- _EXERCISE AIM_
Copy each line of the material below that includes the string "Previous".

───── SOURCE DATA

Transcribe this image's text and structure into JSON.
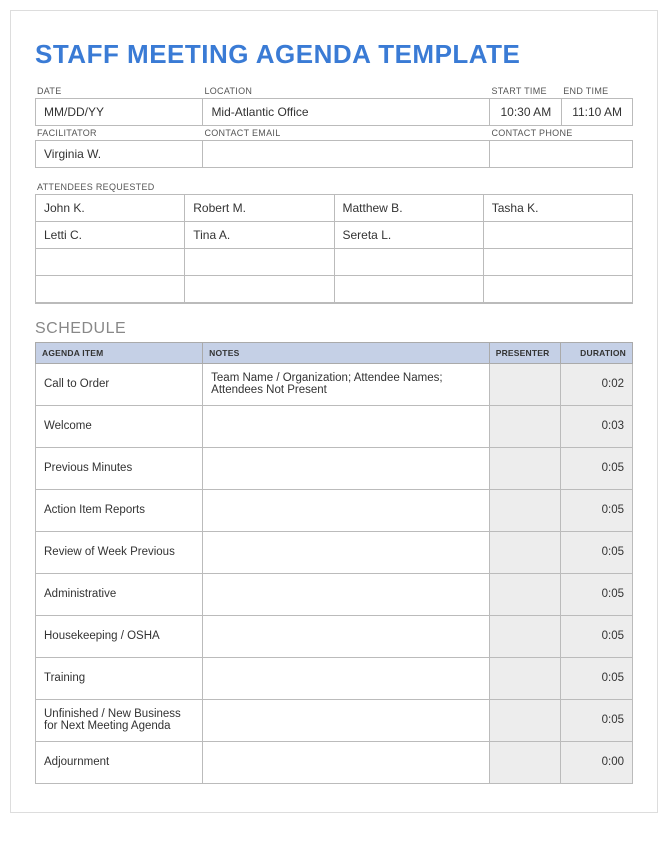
{
  "title": "STAFF MEETING AGENDA TEMPLATE",
  "labels": {
    "date": "DATE",
    "location": "LOCATION",
    "start_time": "START TIME",
    "end_time": "END TIME",
    "facilitator": "FACILITATOR",
    "contact_email": "CONTACT EMAIL",
    "contact_phone": "CONTACT PHONE",
    "attendees": "ATTENDEES REQUESTED"
  },
  "info": {
    "date": "MM/DD/YY",
    "location": "Mid-Atlantic Office",
    "start_time": "10:30 AM",
    "end_time": "11:10 AM",
    "facilitator": "Virginia W.",
    "contact_email": "",
    "contact_phone": ""
  },
  "attendees": [
    [
      "John K.",
      "Robert M.",
      "Matthew B.",
      "Tasha K."
    ],
    [
      "Letti C.",
      "Tina A.",
      "Sereta L.",
      ""
    ],
    [
      "",
      "",
      "",
      ""
    ],
    [
      "",
      "",
      "",
      ""
    ]
  ],
  "schedule_title": "SCHEDULE",
  "schedule_headers": {
    "item": "AGENDA ITEM",
    "notes": "NOTES",
    "presenter": "PRESENTER",
    "duration": "DURATION"
  },
  "schedule": [
    {
      "item": "Call to Order",
      "notes": "Team Name / Organization; Attendee Names; Attendees Not Present",
      "presenter": "",
      "duration": "0:02"
    },
    {
      "item": "Welcome",
      "notes": "",
      "presenter": "",
      "duration": "0:03"
    },
    {
      "item": "Previous Minutes",
      "notes": "",
      "presenter": "",
      "duration": "0:05"
    },
    {
      "item": "Action Item Reports",
      "notes": "",
      "presenter": "",
      "duration": "0:05"
    },
    {
      "item": "Review of Week Previous",
      "notes": "",
      "presenter": "",
      "duration": "0:05"
    },
    {
      "item": "Administrative",
      "notes": "",
      "presenter": "",
      "duration": "0:05"
    },
    {
      "item": "Housekeeping / OSHA",
      "notes": "",
      "presenter": "",
      "duration": "0:05"
    },
    {
      "item": "Training",
      "notes": "",
      "presenter": "",
      "duration": "0:05"
    },
    {
      "item": "Unfinished / New Business for Next Meeting Agenda",
      "notes": "",
      "presenter": "",
      "duration": "0:05"
    },
    {
      "item": "Adjournment",
      "notes": "",
      "presenter": "",
      "duration": "0:00"
    }
  ]
}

──────────

- _RESPONSE BELOW_
      "item": "Previous Minutes",
      "item": "Review of Week Previous",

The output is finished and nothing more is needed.